## DIRECTION
Exclude any images and output the remaining records exactly.

## Dataset records
## Begin

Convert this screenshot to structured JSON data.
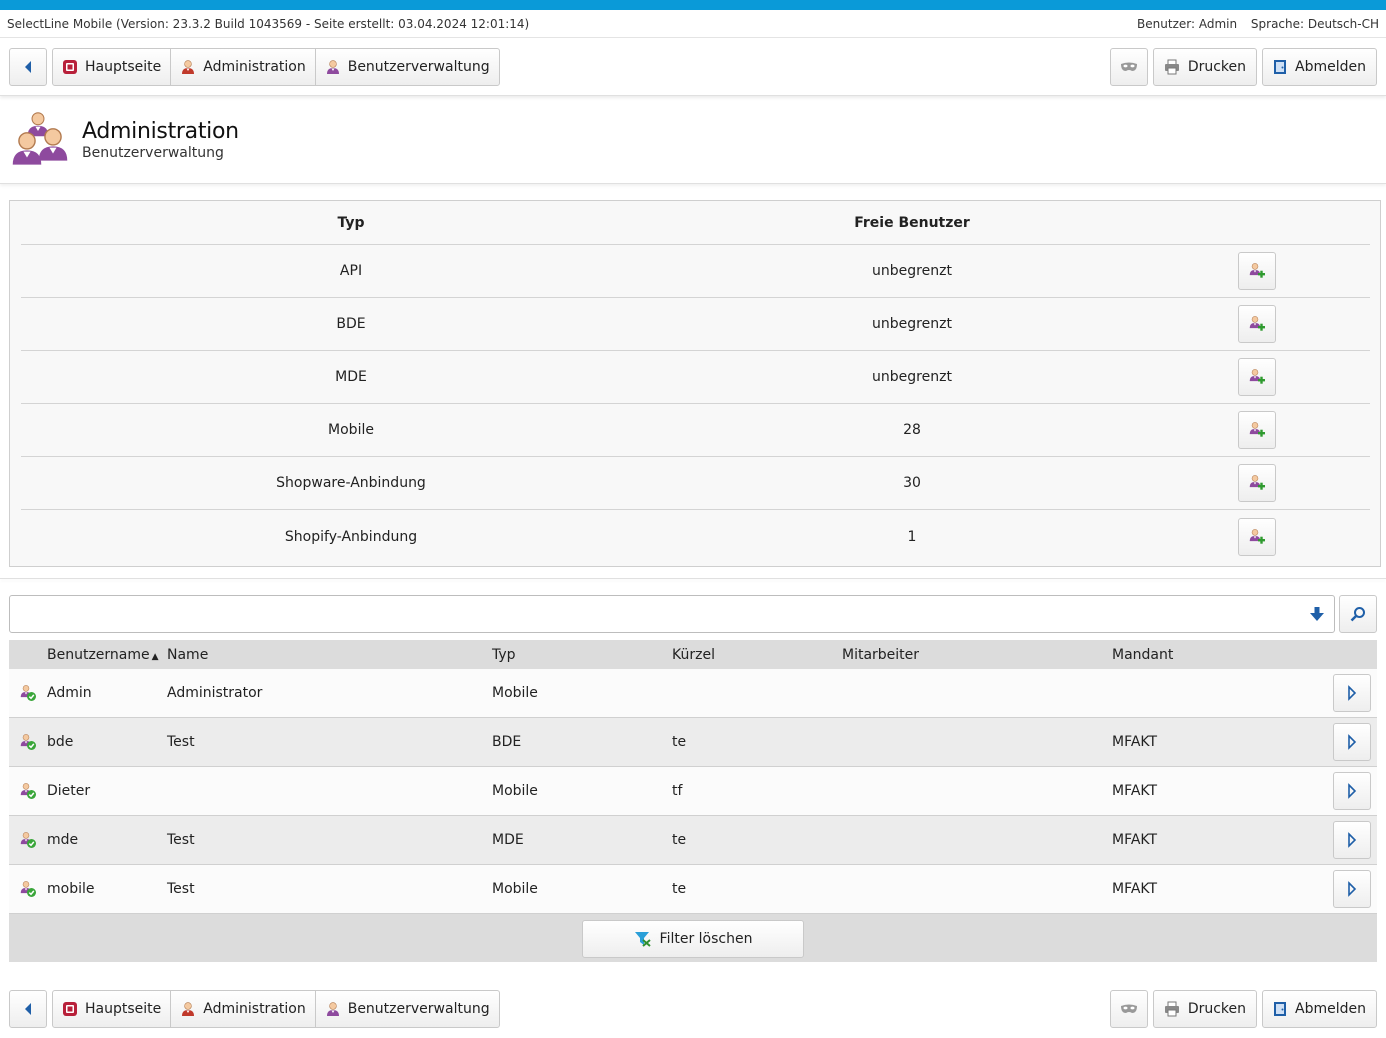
{
  "app_info": {
    "version_text": "SelectLine Mobile (Version: 23.3.2 Build 1043569 - Seite erstellt: 03.04.2024 12:01:14)",
    "user_text": "Benutzer: Admin",
    "language_text": "Sprache: Deutsch-CH"
  },
  "nav": {
    "breadcrumbs": [
      "Hauptseite",
      "Administration",
      "Benutzerverwaltung"
    ],
    "print_label": "Drucken",
    "logout_label": "Abmelden"
  },
  "header": {
    "title": "Administration",
    "subtitle": "Benutzerverwaltung"
  },
  "license_table": {
    "headers": {
      "typ": "Typ",
      "frei": "Freie Benutzer"
    },
    "rows": [
      {
        "typ": "API",
        "frei": "unbegrenzt"
      },
      {
        "typ": "BDE",
        "frei": "unbegrenzt"
      },
      {
        "typ": "MDE",
        "frei": "unbegrenzt"
      },
      {
        "typ": "Mobile",
        "frei": "28"
      },
      {
        "typ": "Shopware-Anbindung",
        "frei": "30"
      },
      {
        "typ": "Shopify-Anbindung",
        "frei": "1"
      }
    ]
  },
  "search": {
    "value": "",
    "placeholder": ""
  },
  "user_table": {
    "headers": {
      "benutzername": "Benutzername",
      "name": "Name",
      "typ": "Typ",
      "kuerzel": "Kürzel",
      "mitarbeiter": "Mitarbeiter",
      "mandant": "Mandant"
    },
    "rows": [
      {
        "benutzername": "Admin",
        "name": "Administrator",
        "typ": "Mobile",
        "kuerzel": "",
        "mitarbeiter": "",
        "mandant": ""
      },
      {
        "benutzername": "bde",
        "name": "Test",
        "typ": "BDE",
        "kuerzel": "te",
        "mitarbeiter": "",
        "mandant": "MFAKT"
      },
      {
        "benutzername": "Dieter",
        "name": "",
        "typ": "Mobile",
        "kuerzel": "tf",
        "mitarbeiter": "",
        "mandant": "MFAKT"
      },
      {
        "benutzername": "mde",
        "name": "Test",
        "typ": "MDE",
        "kuerzel": "te",
        "mitarbeiter": "",
        "mandant": "MFAKT"
      },
      {
        "benutzername": "mobile",
        "name": "Test",
        "typ": "Mobile",
        "kuerzel": "te",
        "mitarbeiter": "",
        "mandant": "MFAKT"
      }
    ],
    "filter_clear_label": "Filter löschen"
  },
  "colors": {
    "accent": "#0a9ad8",
    "user_icon_purple": "#8e4a9e",
    "admin_icon_red": "#c0392b",
    "ok_green": "#3aa63a"
  }
}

## End

## EXERCISE RESPONSE
Convert this screenshot to structured JSON data.
{
  "app_info": {
    "version_text": "SelectLine Mobile (Version: 23.3.2 Build 1043569 - Seite erstellt: 03.04.2024 12:01:14)",
    "user_text": "Benutzer: Admin",
    "language_text": "Sprache: Deutsch-CH"
  },
  "nav": {
    "breadcrumbs": [
      "Hauptseite",
      "Administration",
      "Benutzerverwaltung"
    ],
    "print_label": "Drucken",
    "logout_label": "Abmelden"
  },
  "header": {
    "title": "Administration",
    "subtitle": "Benutzerverwaltung"
  },
  "license_table": {
    "headers": {
      "typ": "Typ",
      "frei": "Freie Benutzer"
    },
    "rows": [
      {
        "typ": "API",
        "frei": "unbegrenzt"
      },
      {
        "typ": "BDE",
        "frei": "unbegrenzt"
      },
      {
        "typ": "MDE",
        "frei": "unbegrenzt"
      },
      {
        "typ": "Mobile",
        "frei": "28"
      },
      {
        "typ": "Shopware-Anbindung",
        "frei": "30"
      },
      {
        "typ": "Shopify-Anbindung",
        "frei": "1"
      }
    ]
  },
  "search": {
    "value": "",
    "placeholder": ""
  },
  "user_table": {
    "headers": {
      "benutzername": "Benutzername",
      "name": "Name",
      "typ": "Typ",
      "kuerzel": "Kürzel",
      "mitarbeiter": "Mitarbeiter",
      "mandant": "Mandant"
    },
    "rows": [
      {
        "benutzername": "Admin",
        "name": "Administrator",
        "typ": "Mobile",
        "kuerzel": "",
        "mitarbeiter": "",
        "mandant": ""
      },
      {
        "benutzername": "bde",
        "name": "Test",
        "typ": "BDE",
        "kuerzel": "te",
        "mitarbeiter": "",
        "mandant": "MFAKT"
      },
      {
        "benutzername": "Dieter",
        "name": "",
        "typ": "Mobile",
        "kuerzel": "tf",
        "mitarbeiter": "",
        "mandant": "MFAKT"
      },
      {
        "benutzername": "mde",
        "name": "Test",
        "typ": "MDE",
        "kuerzel": "te",
        "mitarbeiter": "",
        "mandant": "MFAKT"
      },
      {
        "benutzername": "mobile",
        "name": "Test",
        "typ": "Mobile",
        "kuerzel": "te",
        "mitarbeiter": "",
        "mandant": "MFAKT"
      }
    ],
    "filter_clear_label": "Filter löschen"
  },
  "colors": {
    "accent": "#0a9ad8",
    "user_icon_purple": "#8e4a9e",
    "admin_icon_red": "#c0392b",
    "ok_green": "#3aa63a"
  }
}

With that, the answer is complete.